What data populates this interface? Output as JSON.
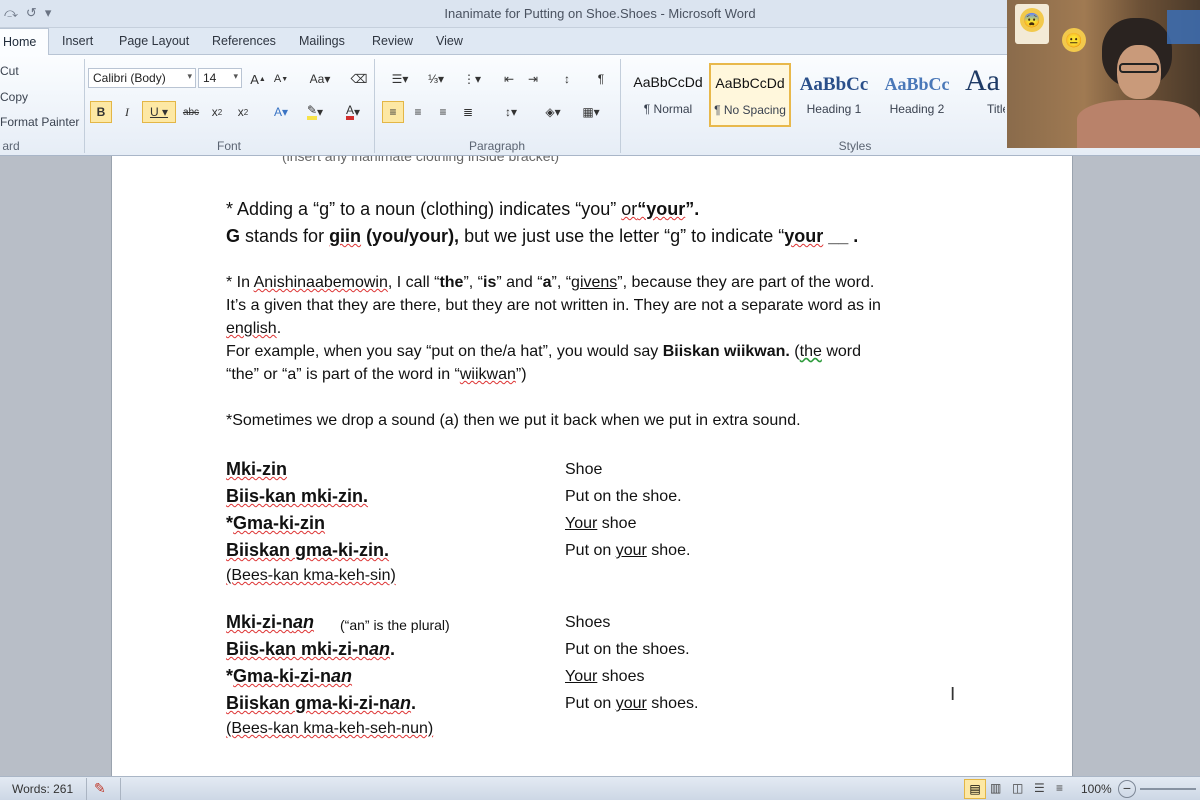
{
  "window": {
    "title": "Inanimate for Putting on Shoe.Shoes  -  Microsoft Word"
  },
  "tabs": [
    "Home",
    "Insert",
    "Page Layout",
    "References",
    "Mailings",
    "Review",
    "View"
  ],
  "clipboard": {
    "cut": "Cut",
    "copy": "Copy",
    "format_painter": "Format Painter",
    "group": "ard"
  },
  "font": {
    "name": "Calibri (Body)",
    "size": "14",
    "group": "Font"
  },
  "paragraph": {
    "group": "Paragraph"
  },
  "styles": {
    "group": "Styles",
    "items": [
      {
        "sample": "AaBbCcDd",
        "name": "¶ Normal"
      },
      {
        "sample": "AaBbCcDd",
        "name": "¶ No Spacing"
      },
      {
        "sample": "AaBbCc",
        "name": "Heading 1"
      },
      {
        "sample": "AaBbCc",
        "name": "Heading 2"
      },
      {
        "sample": "Aa",
        "name": "Title"
      }
    ]
  },
  "doc": {
    "top_cut": "(insert any inanimate clothing inside bracket)",
    "rule1a_pre": "* Adding a “g” to a noun (clothing) indicates “you” ",
    "rule1a_or": "or",
    "rule1a_your": "“your",
    "rule1a_end": "”.",
    "rule1b_g": "G",
    "rule1b_mid": " stands for ",
    "rule1b_giin": "giin",
    "rule1b_paren": " (you/your),",
    "rule1b_rest": "  but we just use the letter “g” to indicate “",
    "rule1b_your": "your",
    "rule1b_end": " __ .",
    "p2_l1_a": "* In ",
    "p2_l1_anish": "Anishinaabemowin",
    "p2_l1_b": ", I call “",
    "p2_l1_the": "the",
    "p2_l1_c": "”, “",
    "p2_l1_is": "is",
    "p2_l1_d": "” and “",
    "p2_l1_a2": "a",
    "p2_l1_e": "”, “",
    "p2_l1_givens": "givens",
    "p2_l1_f": "”, because they are part of the word.",
    "p2_l2": "It’s a given that they are there, but they are not written in.  They are not a separate word as in",
    "p2_l3": "english",
    "p2_l3_end": ".",
    "p2_l4_a": "For example, when you say “put on the/a hat”, you would say ",
    "p2_l4_b": "Biiskan wiikwan.",
    "p2_l4_c": "  (",
    "p2_l4_the": "the",
    "p2_l4_d": " word",
    "p2_l5_a": "“the” or “a” is part of the word in “",
    "p2_l5_w": "wiikwan",
    "p2_l5_b": "”)",
    "p3": "*Sometimes we drop a sound (a) then we put it back when we put in extra sound.",
    "s1_w1": "Mki-zin",
    "s1_e1": "Shoe",
    "s1_w2": "Biis-kan mki-zin.",
    "s1_e2": "Put on the shoe.",
    "s1_w3_star": "*",
    "s1_w3": "Gma-ki-zin",
    "s1_e3_u": "Your",
    "s1_e3_rest": " shoe",
    "s1_w4": "Biiskan gma-ki-zin.",
    "s1_e4_a": "Put on ",
    "s1_e4_u": "your",
    "s1_e4_b": " shoe.",
    "s1_pron": "(Bees-kan kma-keh-sin)",
    "s2_w1_a": "Mki-zi-n",
    "s2_w1_b": "an",
    "s2_note": "(“an” is the plural)",
    "s2_e1": "Shoes",
    "s2_w2_a": "Biis-kan mki-zi-n",
    "s2_w2_b": "an",
    "s2_w2_c": ".",
    "s2_e2": "Put on the shoes.",
    "s2_w3_star": "*",
    "s2_w3_a": "Gma-ki-zi-n",
    "s2_w3_b": "an",
    "s2_e3_u": "Your",
    "s2_e3_rest": " shoes",
    "s2_w4_a": "Biiskan gma-ki-zi-n",
    "s2_w4_b": "an",
    "s2_w4_c": ".",
    "s2_e4_a": "Put on ",
    "s2_e4_u": "your",
    "s2_e4_b": " shoes.",
    "s2_pron": "(Bees-kan kma-keh-seh-nun)"
  },
  "status": {
    "words": "Words: 261",
    "zoom": "100%"
  },
  "colors": {
    "accent": "#2b579a",
    "selected": "#fde8a4",
    "squiggle": "#d33333",
    "highlight": "#f7e34a",
    "fontcolor": "#d12d2d"
  },
  "icons": [
    "undo-icon",
    "save-icon",
    "bold-icon",
    "italic-icon",
    "underline-icon",
    "zoom-out-icon",
    "cursor-ibeam-icon"
  ]
}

---

Aim:
Transcribe the records above verbatim. Do not carry over any picture.

Full response:
What data populates this interface? Output as JSON.
{
  "window": {
    "title": "Inanimate for Putting on Shoe.Shoes  -  Microsoft Word"
  },
  "tabs": [
    "Home",
    "Insert",
    "Page Layout",
    "References",
    "Mailings",
    "Review",
    "View"
  ],
  "clipboard": {
    "cut": "Cut",
    "copy": "Copy",
    "format_painter": "Format Painter",
    "group": "ard"
  },
  "font": {
    "name": "Calibri (Body)",
    "size": "14",
    "group": "Font"
  },
  "paragraph": {
    "group": "Paragraph"
  },
  "styles": {
    "group": "Styles",
    "items": [
      {
        "sample": "AaBbCcDd",
        "name": "¶ Normal"
      },
      {
        "sample": "AaBbCcDd",
        "name": "¶ No Spacing"
      },
      {
        "sample": "AaBbCc",
        "name": "Heading 1"
      },
      {
        "sample": "AaBbCc",
        "name": "Heading 2"
      },
      {
        "sample": "Aa",
        "name": "Title"
      }
    ]
  },
  "doc": {
    "top_cut": "(insert any inanimate clothing inside bracket)",
    "rule1a_pre": "* Adding a “g” to a noun (clothing) indicates “you” ",
    "rule1a_or": "or",
    "rule1a_your": "“your",
    "rule1a_end": "”.",
    "rule1b_g": "G",
    "rule1b_mid": " stands for ",
    "rule1b_giin": "giin",
    "rule1b_paren": " (you/your),",
    "rule1b_rest": "  but we just use the letter “g” to indicate “",
    "rule1b_your": "your",
    "rule1b_end": " __ .",
    "p2_l1_a": "* In ",
    "p2_l1_anish": "Anishinaabemowin",
    "p2_l1_b": ", I call “",
    "p2_l1_the": "the",
    "p2_l1_c": "”, “",
    "p2_l1_is": "is",
    "p2_l1_d": "” and “",
    "p2_l1_a2": "a",
    "p2_l1_e": "”, “",
    "p2_l1_givens": "givens",
    "p2_l1_f": "”, because they are part of the word.",
    "p2_l2": "It’s a given that they are there, but they are not written in.  They are not a separate word as in",
    "p2_l3": "english",
    "p2_l3_end": ".",
    "p2_l4_a": "For example, when you say “put on the/a hat”, you would say ",
    "p2_l4_b": "Biiskan wiikwan.",
    "p2_l4_c": "  (",
    "p2_l4_the": "the",
    "p2_l4_d": " word",
    "p2_l5_a": "“the” or “a” is part of the word in “",
    "p2_l5_w": "wiikwan",
    "p2_l5_b": "”)",
    "p3": "*Sometimes we drop a sound (a) then we put it back when we put in extra sound.",
    "s1_w1": "Mki-zin",
    "s1_e1": "Shoe",
    "s1_w2": "Biis-kan mki-zin.",
    "s1_e2": "Put on the shoe.",
    "s1_w3_star": "*",
    "s1_w3": "Gma-ki-zin",
    "s1_e3_u": "Your",
    "s1_e3_rest": " shoe",
    "s1_w4": "Biiskan gma-ki-zin.",
    "s1_e4_a": "Put on ",
    "s1_e4_u": "your",
    "s1_e4_b": " shoe.",
    "s1_pron": "(Bees-kan kma-keh-sin)",
    "s2_w1_a": "Mki-zi-n",
    "s2_w1_b": "an",
    "s2_note": "(“an” is the plural)",
    "s2_e1": "Shoes",
    "s2_w2_a": "Biis-kan mki-zi-n",
    "s2_w2_b": "an",
    "s2_w2_c": ".",
    "s2_e2": "Put on the shoes.",
    "s2_w3_star": "*",
    "s2_w3_a": "Gma-ki-zi-n",
    "s2_w3_b": "an",
    "s2_e3_u": "Your",
    "s2_e3_rest": " shoes",
    "s2_w4_a": "Biiskan gma-ki-zi-n",
    "s2_w4_b": "an",
    "s2_w4_c": ".",
    "s2_e4_a": "Put on ",
    "s2_e4_u": "your",
    "s2_e4_b": " shoes.",
    "s2_pron": "(Bees-kan kma-keh-seh-nun)"
  },
  "status": {
    "words": "Words: 261",
    "zoom": "100%"
  },
  "colors": {
    "accent": "#2b579a",
    "selected": "#fde8a4",
    "squiggle": "#d33333",
    "highlight": "#f7e34a",
    "fontcolor": "#d12d2d"
  },
  "icons": [
    "undo-icon",
    "save-icon",
    "bold-icon",
    "italic-icon",
    "underline-icon",
    "zoom-out-icon",
    "cursor-ibeam-icon"
  ]
}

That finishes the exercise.